Reproduce every line in the listing that contains the word "Российской".

Saved data entries

## BEGIN

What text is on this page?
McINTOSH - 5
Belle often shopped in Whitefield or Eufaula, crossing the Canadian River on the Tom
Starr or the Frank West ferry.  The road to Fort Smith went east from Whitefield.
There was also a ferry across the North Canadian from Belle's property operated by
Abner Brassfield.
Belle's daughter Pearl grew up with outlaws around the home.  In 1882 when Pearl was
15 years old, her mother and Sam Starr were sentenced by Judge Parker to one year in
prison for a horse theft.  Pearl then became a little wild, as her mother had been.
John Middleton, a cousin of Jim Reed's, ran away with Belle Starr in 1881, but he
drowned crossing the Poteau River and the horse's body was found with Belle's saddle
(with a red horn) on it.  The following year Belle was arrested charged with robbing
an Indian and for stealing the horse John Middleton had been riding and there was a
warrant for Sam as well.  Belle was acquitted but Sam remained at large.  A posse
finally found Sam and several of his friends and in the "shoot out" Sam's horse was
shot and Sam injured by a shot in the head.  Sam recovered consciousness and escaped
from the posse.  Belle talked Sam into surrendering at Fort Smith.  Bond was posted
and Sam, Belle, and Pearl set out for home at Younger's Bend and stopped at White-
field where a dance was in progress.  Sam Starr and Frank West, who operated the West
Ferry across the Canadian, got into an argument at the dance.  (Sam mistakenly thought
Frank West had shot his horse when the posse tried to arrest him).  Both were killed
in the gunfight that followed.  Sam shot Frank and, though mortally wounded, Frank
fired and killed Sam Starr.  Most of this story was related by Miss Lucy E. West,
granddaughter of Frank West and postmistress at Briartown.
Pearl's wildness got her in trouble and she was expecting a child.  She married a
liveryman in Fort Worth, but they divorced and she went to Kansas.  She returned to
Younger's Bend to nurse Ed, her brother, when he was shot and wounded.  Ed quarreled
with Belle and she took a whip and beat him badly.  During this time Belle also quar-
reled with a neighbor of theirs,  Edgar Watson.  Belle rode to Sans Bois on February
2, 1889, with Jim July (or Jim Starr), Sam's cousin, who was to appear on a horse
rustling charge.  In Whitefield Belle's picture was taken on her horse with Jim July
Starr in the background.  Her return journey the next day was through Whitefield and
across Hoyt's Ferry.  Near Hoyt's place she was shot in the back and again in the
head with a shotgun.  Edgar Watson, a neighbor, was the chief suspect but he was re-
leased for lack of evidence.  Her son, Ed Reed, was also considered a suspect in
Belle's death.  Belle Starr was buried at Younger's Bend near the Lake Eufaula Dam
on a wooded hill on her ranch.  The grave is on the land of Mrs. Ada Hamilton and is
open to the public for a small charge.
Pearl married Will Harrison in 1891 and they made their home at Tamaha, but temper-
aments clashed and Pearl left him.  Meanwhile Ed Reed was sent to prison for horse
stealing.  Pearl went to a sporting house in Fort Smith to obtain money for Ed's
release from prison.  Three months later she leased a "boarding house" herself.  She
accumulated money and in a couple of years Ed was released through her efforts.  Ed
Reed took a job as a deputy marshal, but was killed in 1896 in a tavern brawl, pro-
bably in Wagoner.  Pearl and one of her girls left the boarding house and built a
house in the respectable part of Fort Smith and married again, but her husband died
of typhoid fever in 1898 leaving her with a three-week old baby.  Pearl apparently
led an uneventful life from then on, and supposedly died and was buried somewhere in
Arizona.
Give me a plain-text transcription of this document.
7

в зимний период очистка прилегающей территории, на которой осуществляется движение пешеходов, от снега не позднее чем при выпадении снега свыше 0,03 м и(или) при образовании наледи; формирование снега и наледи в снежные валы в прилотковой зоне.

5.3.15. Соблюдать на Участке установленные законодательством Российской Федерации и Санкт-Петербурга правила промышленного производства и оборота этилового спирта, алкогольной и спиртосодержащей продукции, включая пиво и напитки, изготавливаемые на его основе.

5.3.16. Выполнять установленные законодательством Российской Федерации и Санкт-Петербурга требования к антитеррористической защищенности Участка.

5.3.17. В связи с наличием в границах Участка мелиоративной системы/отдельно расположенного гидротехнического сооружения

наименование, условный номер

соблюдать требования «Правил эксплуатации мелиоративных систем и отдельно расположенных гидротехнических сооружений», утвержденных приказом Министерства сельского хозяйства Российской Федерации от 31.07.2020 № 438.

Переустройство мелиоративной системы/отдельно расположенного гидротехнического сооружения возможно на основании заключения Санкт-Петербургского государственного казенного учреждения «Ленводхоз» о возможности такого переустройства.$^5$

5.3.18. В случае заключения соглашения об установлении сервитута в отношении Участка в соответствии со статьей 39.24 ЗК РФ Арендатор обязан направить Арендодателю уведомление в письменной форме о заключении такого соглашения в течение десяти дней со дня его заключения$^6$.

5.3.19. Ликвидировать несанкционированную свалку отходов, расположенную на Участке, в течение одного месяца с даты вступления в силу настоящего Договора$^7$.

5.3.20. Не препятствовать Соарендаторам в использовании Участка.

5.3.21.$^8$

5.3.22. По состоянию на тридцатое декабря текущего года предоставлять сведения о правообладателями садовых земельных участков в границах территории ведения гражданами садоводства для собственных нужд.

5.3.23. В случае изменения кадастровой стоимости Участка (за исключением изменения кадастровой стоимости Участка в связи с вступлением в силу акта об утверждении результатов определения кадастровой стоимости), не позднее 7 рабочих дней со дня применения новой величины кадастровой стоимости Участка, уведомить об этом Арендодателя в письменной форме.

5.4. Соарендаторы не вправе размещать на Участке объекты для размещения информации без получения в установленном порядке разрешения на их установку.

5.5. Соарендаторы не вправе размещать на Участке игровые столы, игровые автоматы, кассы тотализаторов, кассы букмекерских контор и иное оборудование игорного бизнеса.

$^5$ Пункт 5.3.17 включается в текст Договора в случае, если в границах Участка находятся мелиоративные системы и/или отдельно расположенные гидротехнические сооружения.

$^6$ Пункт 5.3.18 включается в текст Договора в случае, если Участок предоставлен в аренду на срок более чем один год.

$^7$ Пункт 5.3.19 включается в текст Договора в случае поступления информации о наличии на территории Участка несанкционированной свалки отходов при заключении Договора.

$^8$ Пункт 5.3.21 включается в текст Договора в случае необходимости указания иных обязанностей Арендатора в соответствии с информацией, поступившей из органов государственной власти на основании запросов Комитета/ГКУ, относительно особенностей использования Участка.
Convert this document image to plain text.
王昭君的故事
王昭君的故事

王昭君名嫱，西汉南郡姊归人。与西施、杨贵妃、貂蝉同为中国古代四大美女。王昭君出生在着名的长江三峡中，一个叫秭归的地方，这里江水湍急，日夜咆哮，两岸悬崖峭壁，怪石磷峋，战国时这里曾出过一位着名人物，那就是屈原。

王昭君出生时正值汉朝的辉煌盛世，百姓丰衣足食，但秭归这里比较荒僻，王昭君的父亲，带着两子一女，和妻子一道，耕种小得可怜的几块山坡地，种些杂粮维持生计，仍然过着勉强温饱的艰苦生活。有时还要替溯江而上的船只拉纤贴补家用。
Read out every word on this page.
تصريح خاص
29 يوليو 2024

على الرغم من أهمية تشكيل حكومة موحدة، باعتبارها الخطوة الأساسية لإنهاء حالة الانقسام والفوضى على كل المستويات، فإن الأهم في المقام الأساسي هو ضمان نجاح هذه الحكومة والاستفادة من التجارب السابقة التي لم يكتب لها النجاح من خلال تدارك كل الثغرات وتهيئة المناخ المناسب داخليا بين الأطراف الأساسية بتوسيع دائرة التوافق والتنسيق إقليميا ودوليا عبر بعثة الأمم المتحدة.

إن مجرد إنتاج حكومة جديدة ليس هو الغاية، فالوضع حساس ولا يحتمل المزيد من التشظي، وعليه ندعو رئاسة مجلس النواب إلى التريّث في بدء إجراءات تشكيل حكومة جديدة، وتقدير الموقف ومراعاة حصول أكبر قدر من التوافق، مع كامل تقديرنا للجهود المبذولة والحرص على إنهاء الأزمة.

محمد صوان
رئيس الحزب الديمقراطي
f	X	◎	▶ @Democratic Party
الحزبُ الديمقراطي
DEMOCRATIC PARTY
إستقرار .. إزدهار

## END

COMPLETE ANSWER
5.3.15. Соблюдать на Участке установленные законодательством Российской Федерации и Санкт-Петербурга правила промышленного производства и оборота этилового спирта, алкогольной и спиртосодержащей продукции, включая пиво и напитки, изготавливаемые на его основе.
5.3.16. Выполнять установленные законодательством Российской Федерации и Санкт-Петербурга требования к антитеррористической защищенности Участка.
соблюдать требования «Правил эксплуатации мелиоративных систем и отдельно расположенных гидротехнических сооружений», утвержденных приказом Министерства сельского хозяйства Российской Федерации от 31.07.2020 № 438.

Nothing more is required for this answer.